* start *

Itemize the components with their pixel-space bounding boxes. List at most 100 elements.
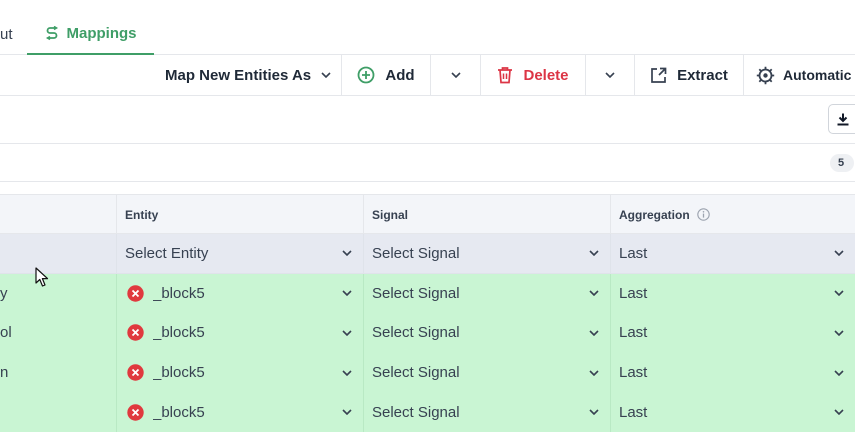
column-header-label: Entity (125, 207, 159, 222)
aggregation-value: Last (619, 364, 648, 382)
chevron-down-icon (827, 370, 851, 376)
chevron-down-icon (335, 330, 359, 336)
delete-button[interactable]: Delete (480, 55, 585, 95)
error-x-icon (127, 403, 144, 421)
add-options-dropdown[interactable] (430, 55, 480, 95)
error-x-icon (127, 285, 144, 302)
signal-select[interactable]: Select Signal (363, 352, 610, 393)
chevron-down-icon (335, 250, 359, 257)
entity-select[interactable]: _block5 (116, 392, 363, 432)
aggregation-select[interactable]: Last (610, 352, 855, 393)
entity-value: _block5 (153, 284, 205, 302)
entity-select[interactable]: _block5 (116, 313, 363, 353)
chevron-down-icon (335, 370, 359, 376)
table-row[interactable]: ol _block5 Select Signal Last (0, 313, 855, 353)
chevron-down-icon (827, 409, 851, 416)
info-icon[interactable] (696, 208, 710, 221)
signal-filter-select[interactable]: Select Signal (363, 234, 610, 273)
name-text: ol (0, 324, 12, 342)
mouse-cursor-icon (35, 267, 49, 293)
aggregation-filter-value: Last (619, 244, 648, 262)
chevron-down-icon (582, 330, 606, 336)
count-badge: 5 (830, 154, 854, 172)
entity-filter-select[interactable]: Select Entity (116, 234, 363, 273)
aggregation-filter-select[interactable]: Last (610, 234, 855, 273)
name-cell (0, 392, 116, 432)
column-header-name[interactable] (0, 195, 116, 234)
chevron-down-icon (582, 370, 606, 376)
entity-value: _block5 (153, 324, 205, 342)
entity-select[interactable]: _block5 (116, 352, 363, 393)
entity-value: _block5 (153, 403, 205, 421)
entity-value: _block5 (153, 364, 205, 382)
automatic-button-label: Automatic (783, 67, 852, 83)
signal-select[interactable]: Select Signal (363, 273, 610, 314)
external-link-icon (650, 67, 667, 84)
name-cell: ol (0, 313, 116, 353)
chevron-down-icon (582, 250, 606, 257)
column-header-label: Aggregation (619, 207, 690, 222)
chevron-down-icon (827, 250, 851, 257)
chevron-down-icon (827, 290, 851, 297)
chevron-down-icon (605, 72, 615, 78)
table-row[interactable]: y _block5 Select Signal Last (0, 273, 855, 314)
aggregation-select[interactable]: Last (610, 313, 855, 353)
signal-select[interactable]: Select Signal (363, 392, 610, 432)
entity-filter-value: Select Entity (125, 244, 209, 262)
aggregation-select[interactable]: Last (610, 273, 855, 314)
column-header-label: Signal (372, 207, 409, 222)
delete-options-dropdown[interactable] (585, 55, 634, 95)
signal-value: Select Signal (372, 284, 460, 302)
download-icon (837, 113, 849, 126)
signal-value: Select Signal (372, 364, 460, 382)
chevron-down-icon (450, 72, 461, 78)
name-cell: y (0, 274, 116, 314)
column-header-signal[interactable]: Signal (363, 195, 610, 234)
extract-button-label: Extract (677, 66, 728, 84)
mappings-table: Entity Signal Aggregation Select Entity … (0, 194, 855, 432)
chevron-down-icon (582, 290, 606, 297)
signal-value: Select Signal (372, 324, 460, 342)
download-button[interactable] (828, 104, 855, 134)
delete-button-label: Delete (523, 66, 569, 84)
error-x-icon (127, 324, 144, 342)
map-new-entities-label: Map New Entities As (165, 66, 312, 84)
name-cell: n (0, 353, 116, 393)
aggregation-select[interactable]: Last (610, 392, 855, 432)
chevron-down-icon (321, 72, 331, 78)
error-x-icon (127, 364, 144, 381)
aggregation-value: Last (619, 403, 648, 421)
tab-mappings[interactable]: Mappings (27, 14, 154, 55)
signal-value: Select Signal (372, 403, 460, 421)
tab-mappings-label: Mappings (66, 25, 137, 42)
column-header-entity[interactable]: Entity (116, 195, 363, 234)
chevron-down-icon (827, 330, 851, 336)
mapping-arrows-icon (45, 25, 59, 42)
table-header: Entity Signal Aggregation (0, 194, 855, 234)
extract-button[interactable]: Extract (634, 55, 743, 95)
signal-filter-value: Select Signal (372, 244, 460, 262)
add-button[interactable]: Add (341, 55, 430, 95)
filter-bar (0, 96, 855, 144)
table-row[interactable]: _block5 Select Signal Last (0, 392, 855, 432)
entity-select[interactable]: _block5 (116, 273, 363, 314)
mappings-toolbar: Map New Entities As Add Delete Extract A… (0, 55, 855, 96)
automatic-button[interactable]: Automatic (743, 55, 855, 95)
chevron-down-icon (335, 290, 359, 297)
column-filter-row: Select Entity Select Signal Last (0, 234, 855, 274)
tab-previous[interactable]: ut (0, 26, 13, 43)
plus-circle-icon (357, 66, 375, 84)
table-row[interactable]: n _block5 Select Signal Last (0, 352, 855, 393)
aggregation-value: Last (619, 324, 648, 342)
map-new-entities-dropdown[interactable]: Map New Entities As (160, 55, 341, 95)
trash-icon (497, 66, 513, 84)
signal-select[interactable]: Select Signal (363, 313, 610, 353)
aggregation-value: Last (619, 284, 648, 302)
chevron-down-icon (335, 409, 359, 416)
tab-bar: ut Mappings (0, 0, 855, 55)
name-text: n (0, 364, 9, 382)
results-summary: 5 (0, 144, 855, 182)
add-button-label: Add (385, 66, 415, 84)
column-header-aggregation[interactable]: Aggregation (610, 195, 855, 234)
name-filter-cell (0, 234, 116, 273)
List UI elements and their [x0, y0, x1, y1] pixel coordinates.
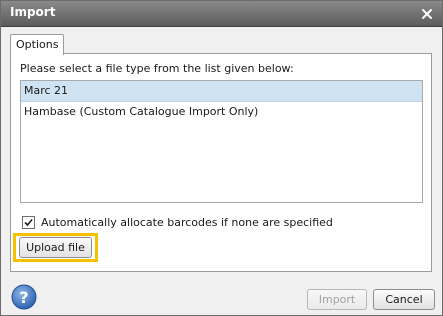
close-icon[interactable]	[419, 6, 435, 22]
instruction-text: Please select a file type from the list …	[20, 62, 294, 75]
checkmark-icon	[24, 218, 33, 226]
list-item-hambase[interactable]: Hambase (Custom Catalogue Import Only)	[21, 102, 422, 122]
auto-barcode-label: Automatically allocate barcodes if none …	[41, 215, 333, 229]
upload-file-button[interactable]: Upload file	[19, 237, 92, 258]
list-item-marc21[interactable]: Marc 21	[21, 81, 422, 102]
title-bar[interactable]: Import	[1, 1, 442, 27]
cancel-button[interactable]: Cancel	[373, 289, 435, 310]
options-panel: Please select a file type from the list …	[10, 53, 432, 272]
auto-barcode-checkbox[interactable]	[22, 215, 35, 229]
import-button[interactable]: Import	[307, 289, 367, 310]
help-icon[interactable]: ?	[11, 284, 37, 310]
tab-options[interactable]: Options	[10, 34, 64, 55]
tab-options-label: Options	[16, 38, 59, 51]
file-type-list[interactable]: Marc 21 Hambase (Custom Catalogue Import…	[20, 80, 423, 203]
svg-text:?: ?	[19, 288, 28, 307]
auto-barcode-option[interactable]: Automatically allocate barcodes if none …	[22, 215, 333, 229]
import-dialog: Import Options Please select a file type…	[0, 0, 443, 316]
dialog-title: Import	[10, 5, 56, 19]
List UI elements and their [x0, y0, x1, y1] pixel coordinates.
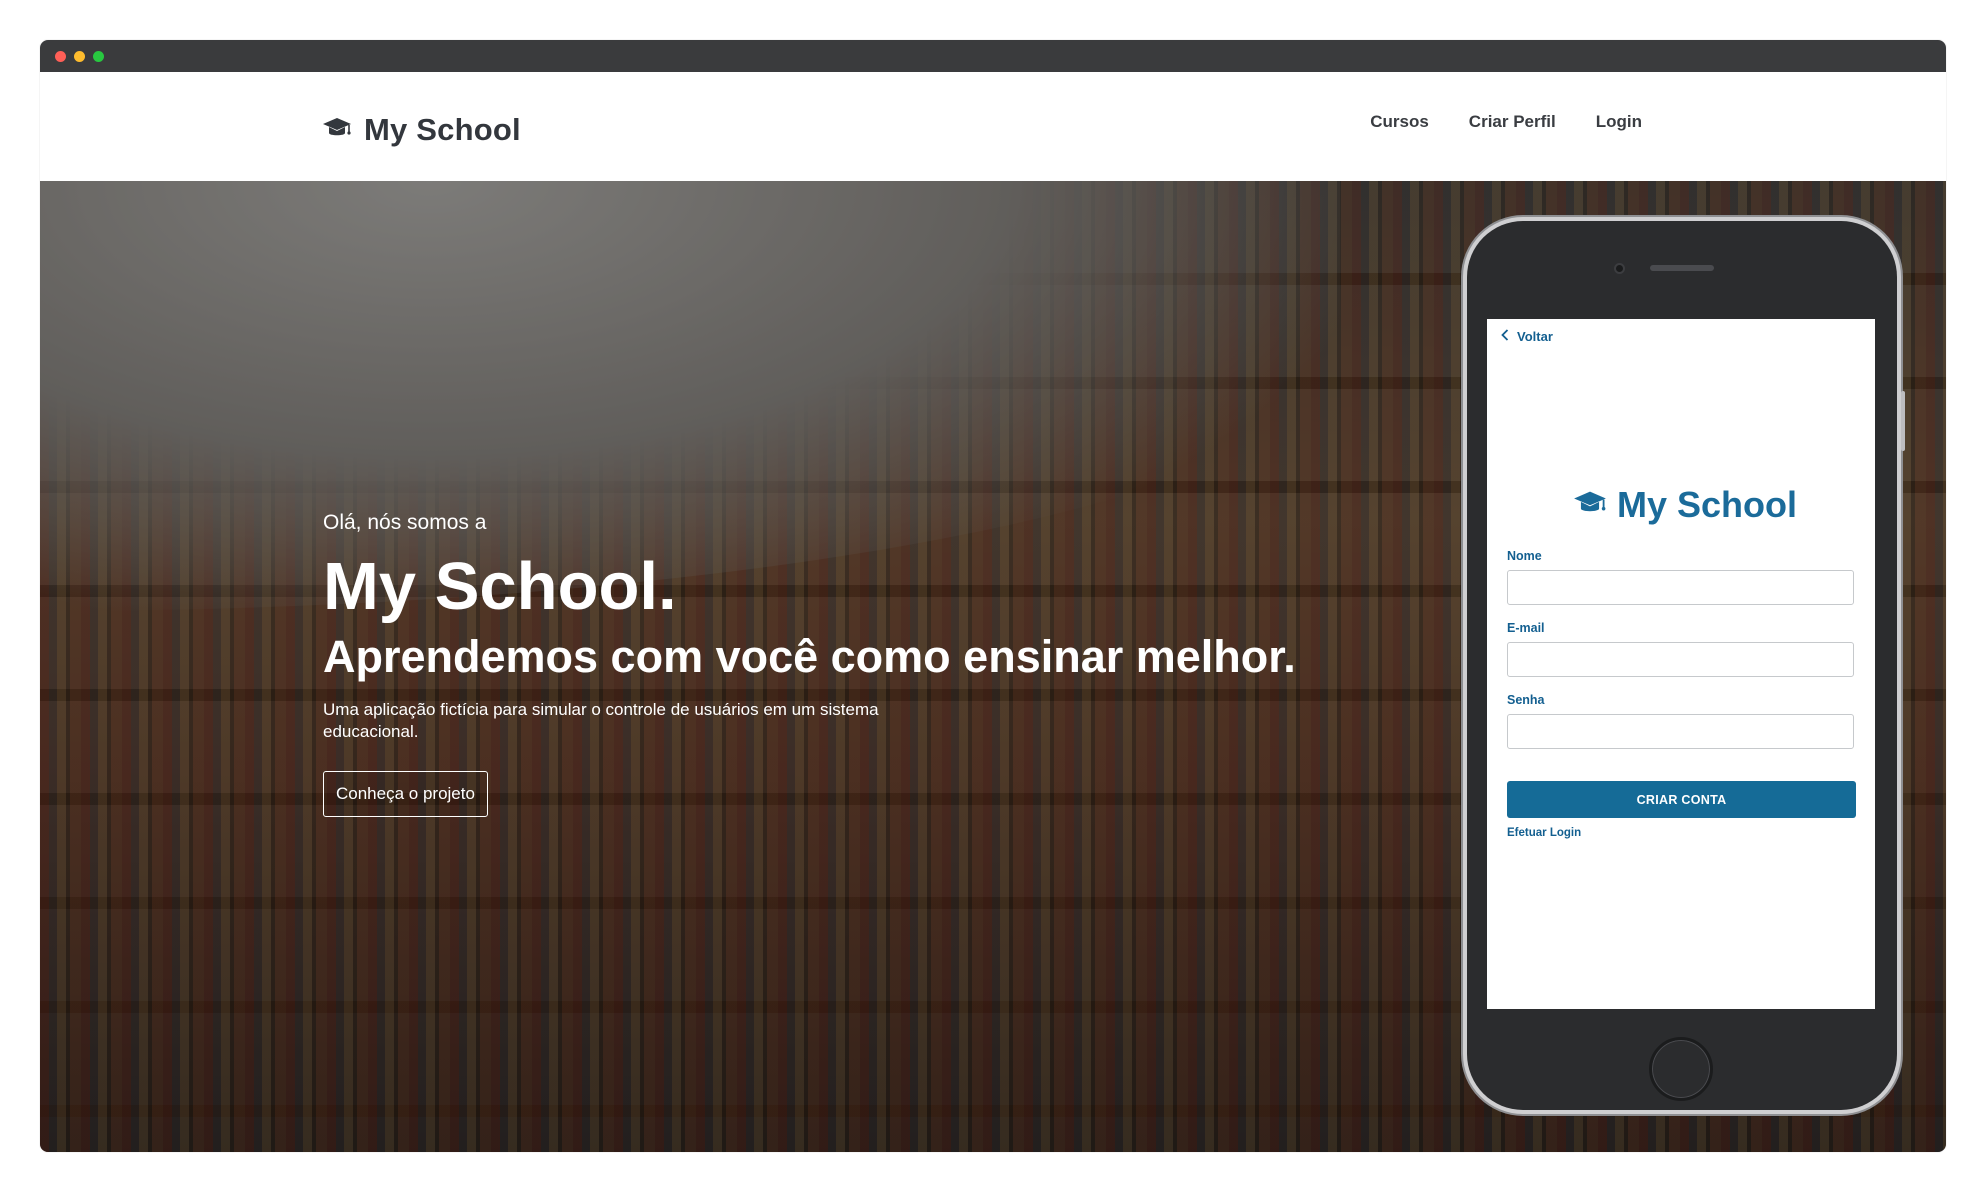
phone-speaker: [1650, 265, 1714, 271]
window-titlebar: [40, 40, 1946, 72]
nav-link-login[interactable]: Login: [1596, 112, 1642, 132]
email-label: E-mail: [1507, 621, 1545, 635]
site-navbar: My School Cursos Criar Perfil Login: [40, 72, 1946, 181]
phone-side-button: [1901, 391, 1905, 451]
nav-links: Cursos Criar Perfil Login: [1370, 112, 1642, 132]
nav-link-cursos[interactable]: Cursos: [1370, 112, 1429, 132]
senha-label: Senha: [1507, 693, 1545, 707]
nav-link-criar-perfil[interactable]: Criar Perfil: [1469, 112, 1556, 132]
graduation-cap-icon: [322, 117, 352, 144]
email-field[interactable]: [1507, 642, 1854, 677]
nome-label: Nome: [1507, 549, 1542, 563]
phone-home-button: [1649, 1037, 1713, 1101]
learn-project-button[interactable]: Conheça o projeto: [323, 771, 488, 817]
hero-kicker: Olá, nós somos a: [323, 511, 487, 534]
nome-field[interactable]: [1507, 570, 1854, 605]
hero-section: Olá, nós somos a My School. Aprendemos c…: [40, 181, 1946, 1152]
hero-title: My School.: [323, 549, 677, 624]
chevron-left-icon: [1501, 329, 1509, 344]
hero-description: Uma aplicação fictícia para simular o co…: [323, 700, 879, 741]
create-account-button[interactable]: CRIAR CONTA: [1507, 781, 1856, 818]
phone-mockup: Voltar My School Nome E-mail Senha CRIAR…: [1467, 221, 1905, 1110]
phone-screen: Voltar My School Nome E-mail Senha CRIAR…: [1487, 319, 1875, 1009]
senha-field[interactable]: [1507, 714, 1854, 749]
brand-home-link[interactable]: My School: [322, 110, 521, 150]
brand-title: My School: [364, 112, 521, 147]
phone-brand-title: My School: [1617, 484, 1798, 525]
browser-window: My School Cursos Criar Perfil Login Olá,…: [40, 40, 1946, 1152]
close-window-button[interactable]: [55, 51, 66, 62]
hero-subtitle: Aprendemos com você como ensinar melhor.: [323, 631, 1296, 682]
back-button[interactable]: Voltar: [1501, 329, 1553, 344]
back-label: Voltar: [1517, 329, 1553, 344]
phone-camera: [1616, 265, 1623, 272]
maximize-window-button[interactable]: [93, 51, 104, 62]
login-link[interactable]: Efetuar Login: [1507, 827, 1581, 839]
hero-text: Olá, nós somos a My School. Aprendemos c…: [323, 511, 1423, 817]
phone-brand: My School: [1573, 484, 1797, 526]
minimize-window-button[interactable]: [74, 51, 85, 62]
graduation-cap-icon: [1573, 490, 1607, 521]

* end *

_DIRECTIVE_
Render the lines in the rows from the one containing "column-header-label: Entity (125, 207, 159, 222)" through the one containing "error-x-icon (127, 403, 144, 421)" as a Markdown table with the columns Position and Content. Number each line and leave out any blank lines.

_RESULT OF THIS EXERCISE_
| Position | Content |
|---|---|
| 1 | column-header-label: Entity (125, 207, 159, 222) |
| 2 | aggregation-value: Last (619, 364, 648, 382) |
| 3 | chevron-down-icon (827, 370, 851, 376) |
| 4 | chevron-down-icon (335, 330, 359, 336) |
| 5 | delete-button[interactable]: Delete (480, 55, 585, 95) |
| 6 | error-x-icon (127, 403, 144, 421) |